━━ Document section
J. PAUL OETKEN, District Judge.
Plaintiff Johnny Im brings this action against Defendants Bayview Loan Servicing LLC ("Bayview"), Federal Home Loan Mortgage Corporation as Trustee for Freddie Mac Multiclass Certificates Series 3370 ("FHLM"), and Does 1 through 100, for claims arising out of Defendants' handling of Plaintiff's mortgage. Defendants move to dismiss for lack of subject matter jurisdiction and for failure to state a claim upon which relief can be granted. For the reasons that follow, the motion is granted in part and denied in part.
The following facts are taken from the Second Amended Complaint (Dkt. No. 34-1 ("Compl.")) and exhibits attached to Plaintiff's original complaint (Dkt. Nos. 1-1 ("Aff."), 1-2).
In September 2007, Plaintiff Johnny Im purchased a property in Lowell, Massachusetts with a mortgage loan originated by Washington Mutual Bank in the amount of $276,500. (Compl. ¶ 10.) Plaintiff was laid off from his job in May 2009 and subsequently fell behind on his loan payments. (Aff. ¶¶ 5-6.) Plaintiff received notice in March 2015 that he had been assigned an "Asset Manager" from the loan servicer Bayview Loan Servicing LLC (Compl. ¶ 20; Aff. ¶ 4), and sometime thereafter Plaintiff became aware
Between the loan's origination in September 2007 and Bayview's scheduled foreclosure sale in September 2015, Plaintiff's note and mortgage were transferred between several different entities. (Compl. ¶¶ 12-18.) Plaintiff alleges, however, that Defendants "fail[ed] to disclose the[se] various transfers and assignments." (Compl. ¶ 23.) Furthermore, based on a "securitization analysis report" authored by Certified Forensic Loan Auditors, LLC, Plaintiff alleges that Bayview "was not the holder of the note or authorized agent of the note holder" (Compl. ¶ 53), and as a result it did not have "the ability to conduct a sale of the property" (Compl. ¶ 45).
━━━━
━━ Supplied entries
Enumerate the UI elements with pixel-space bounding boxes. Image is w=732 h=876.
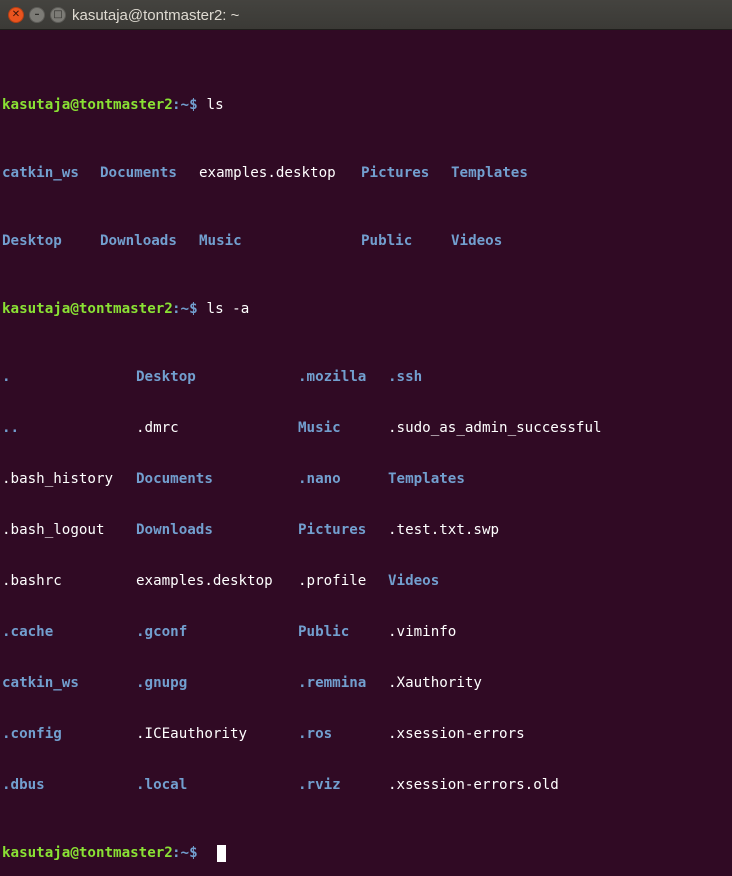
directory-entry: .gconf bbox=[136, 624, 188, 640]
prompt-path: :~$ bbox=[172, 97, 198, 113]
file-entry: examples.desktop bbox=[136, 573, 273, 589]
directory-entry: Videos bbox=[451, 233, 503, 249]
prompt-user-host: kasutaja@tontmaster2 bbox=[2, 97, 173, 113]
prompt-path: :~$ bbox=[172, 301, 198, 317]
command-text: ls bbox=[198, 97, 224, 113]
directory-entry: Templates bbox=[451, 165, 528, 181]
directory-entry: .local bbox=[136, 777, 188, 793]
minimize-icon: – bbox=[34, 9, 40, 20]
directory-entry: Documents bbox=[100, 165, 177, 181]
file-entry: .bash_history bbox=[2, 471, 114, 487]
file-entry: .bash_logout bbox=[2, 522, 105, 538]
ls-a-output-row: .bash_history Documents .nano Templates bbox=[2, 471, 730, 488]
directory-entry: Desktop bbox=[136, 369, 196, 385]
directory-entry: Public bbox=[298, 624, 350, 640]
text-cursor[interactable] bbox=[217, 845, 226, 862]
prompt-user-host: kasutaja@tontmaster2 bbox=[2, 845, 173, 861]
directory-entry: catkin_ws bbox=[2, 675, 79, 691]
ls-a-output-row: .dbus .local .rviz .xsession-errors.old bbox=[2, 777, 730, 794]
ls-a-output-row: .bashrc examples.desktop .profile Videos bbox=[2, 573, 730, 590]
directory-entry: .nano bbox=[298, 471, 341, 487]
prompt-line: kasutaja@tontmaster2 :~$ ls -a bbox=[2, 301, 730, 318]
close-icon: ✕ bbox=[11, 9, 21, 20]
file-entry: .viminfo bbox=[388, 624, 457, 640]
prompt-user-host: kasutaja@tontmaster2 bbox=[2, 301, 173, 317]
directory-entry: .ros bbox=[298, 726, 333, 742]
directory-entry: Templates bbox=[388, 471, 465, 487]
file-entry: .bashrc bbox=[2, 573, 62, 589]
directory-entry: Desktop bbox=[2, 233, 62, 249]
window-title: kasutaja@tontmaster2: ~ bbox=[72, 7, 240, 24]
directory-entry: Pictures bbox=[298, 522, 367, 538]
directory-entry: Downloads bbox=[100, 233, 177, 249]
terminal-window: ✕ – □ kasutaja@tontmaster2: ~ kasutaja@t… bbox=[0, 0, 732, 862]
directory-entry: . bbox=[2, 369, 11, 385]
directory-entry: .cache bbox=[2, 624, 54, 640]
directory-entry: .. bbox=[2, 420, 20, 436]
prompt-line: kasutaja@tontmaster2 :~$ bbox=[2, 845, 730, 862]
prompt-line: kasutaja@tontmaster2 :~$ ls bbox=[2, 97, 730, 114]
━━━━
→ **Task brief**
Pick up the court opinion on Johnny Im's mortgage claims after its last sentence and carry it forward.

→ **The result**
Plaintiff filed this action on January 28, 2016 (Dkt. No. 1), and twice amended his complaint. The operative complaint alleges claims for: (1) violations of the Truth in Lending Act for failure to disclose to Plaintiff the various assignments and transfers of his note and mortgage (Compl. ¶¶ 26-37); (2) violations of the Fair Debt Collection Practices Act for making "false, misleading, and deceptive" statements and "[u]sing unfair and unconscionable means to collect or attempt to collect on a debt" (Compl. ¶¶ 38-46); and (3) violations of Chapter 244 of Massachusetts General Laws (Compl. ¶¶ 47-59). Plaintiff seeks damages and attorney's fees for these alleged violations, but the Complaint does not request injunctive relief in connection with the foreclosure action itself. (Compl. at 12-13.)
Defendants now move to dismiss the Complaint under Federal Rule of Civil Procedure 12(b)(1) for lack of standing and under Rule 12(b)(6) for failure to state a claim upon which relief can be granted. (Dkt. No. 39.)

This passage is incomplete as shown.